*Direction:* Format the lines from the first one through the line containing "genre-card-number: 7. [98, 419, 110, 433]" as a Markdown table with two columns, Row and Line, giving each line's row number and its text. Leave out any blank lines.

*Supplied material:*
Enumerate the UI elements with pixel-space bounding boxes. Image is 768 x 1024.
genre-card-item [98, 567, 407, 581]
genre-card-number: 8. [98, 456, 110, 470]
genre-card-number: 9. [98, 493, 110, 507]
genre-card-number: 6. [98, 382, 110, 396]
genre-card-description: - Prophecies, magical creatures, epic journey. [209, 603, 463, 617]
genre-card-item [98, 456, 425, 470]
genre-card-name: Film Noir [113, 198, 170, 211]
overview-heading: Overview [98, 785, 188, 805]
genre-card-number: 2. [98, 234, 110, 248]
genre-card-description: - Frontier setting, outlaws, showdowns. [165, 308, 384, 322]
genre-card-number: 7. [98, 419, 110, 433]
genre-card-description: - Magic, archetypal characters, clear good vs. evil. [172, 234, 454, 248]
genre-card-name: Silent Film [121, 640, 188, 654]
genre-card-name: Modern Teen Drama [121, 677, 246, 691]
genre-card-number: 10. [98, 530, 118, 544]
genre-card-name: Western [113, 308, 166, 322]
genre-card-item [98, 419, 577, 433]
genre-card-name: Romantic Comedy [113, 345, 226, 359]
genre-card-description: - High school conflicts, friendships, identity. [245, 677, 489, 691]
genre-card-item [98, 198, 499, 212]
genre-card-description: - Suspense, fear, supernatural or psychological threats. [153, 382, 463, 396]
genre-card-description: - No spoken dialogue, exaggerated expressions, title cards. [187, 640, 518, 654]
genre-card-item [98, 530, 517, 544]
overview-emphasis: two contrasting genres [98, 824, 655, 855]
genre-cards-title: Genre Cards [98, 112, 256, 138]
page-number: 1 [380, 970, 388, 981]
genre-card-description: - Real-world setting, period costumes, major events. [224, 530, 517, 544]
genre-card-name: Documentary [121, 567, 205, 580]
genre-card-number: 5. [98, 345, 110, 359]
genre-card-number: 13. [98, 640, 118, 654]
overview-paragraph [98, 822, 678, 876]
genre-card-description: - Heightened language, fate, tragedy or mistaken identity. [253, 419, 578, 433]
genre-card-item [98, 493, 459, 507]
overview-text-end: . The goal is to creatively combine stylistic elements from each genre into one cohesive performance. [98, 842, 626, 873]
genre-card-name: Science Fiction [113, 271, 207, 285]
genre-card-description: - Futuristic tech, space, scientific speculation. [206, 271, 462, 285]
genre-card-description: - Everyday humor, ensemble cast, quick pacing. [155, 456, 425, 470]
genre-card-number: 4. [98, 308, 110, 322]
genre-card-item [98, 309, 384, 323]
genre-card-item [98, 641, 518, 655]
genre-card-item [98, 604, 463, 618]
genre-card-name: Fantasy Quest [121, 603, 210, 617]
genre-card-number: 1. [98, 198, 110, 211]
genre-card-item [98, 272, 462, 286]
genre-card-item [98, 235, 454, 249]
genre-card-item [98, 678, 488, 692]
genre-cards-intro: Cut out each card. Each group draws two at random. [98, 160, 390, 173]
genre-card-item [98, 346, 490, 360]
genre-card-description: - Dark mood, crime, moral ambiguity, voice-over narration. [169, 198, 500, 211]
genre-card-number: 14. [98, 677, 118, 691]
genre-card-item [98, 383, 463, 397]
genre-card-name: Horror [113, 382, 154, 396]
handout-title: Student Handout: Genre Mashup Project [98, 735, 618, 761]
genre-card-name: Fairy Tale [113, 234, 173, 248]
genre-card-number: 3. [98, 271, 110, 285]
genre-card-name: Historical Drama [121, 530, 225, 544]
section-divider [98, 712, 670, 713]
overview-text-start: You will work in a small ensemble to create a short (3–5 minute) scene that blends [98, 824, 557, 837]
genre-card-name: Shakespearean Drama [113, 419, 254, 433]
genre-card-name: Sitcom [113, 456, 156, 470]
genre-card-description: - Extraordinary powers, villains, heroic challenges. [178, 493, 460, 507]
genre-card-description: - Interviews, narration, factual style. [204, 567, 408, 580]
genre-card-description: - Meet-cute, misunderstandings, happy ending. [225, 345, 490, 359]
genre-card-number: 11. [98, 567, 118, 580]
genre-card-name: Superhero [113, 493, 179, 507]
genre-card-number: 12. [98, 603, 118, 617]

*Task result:*
| Row | Line |
|---|---|
| 1 | Enumerate the UI elements with pixel-space bounding boxes. Image is 768 x 1024. |
| 2 | genre-card-item [98, 567, 407, 581] |
| 3 | genre-card-number: 8. [98, 456, 110, 470] |
| 4 | genre-card-number: 9. [98, 493, 110, 507] |
| 5 | genre-card-number: 6. [98, 382, 110, 396] |
| 6 | genre-card-description: - Prophecies, magical creatures, epic journey. [209, 603, 463, 617] |
| 7 | genre-card-item [98, 456, 425, 470] |
| 8 | genre-card-name: Film Noir [113, 198, 170, 211] |
| 9 | overview-heading: Overview [98, 785, 188, 805] |
| 10 | genre-card-number: 2. [98, 234, 110, 248] |
| 11 | genre-card-description: - Frontier setting, outlaws, showdowns. [165, 308, 384, 322] |
| 12 | genre-card-number: 7. [98, 419, 110, 433] |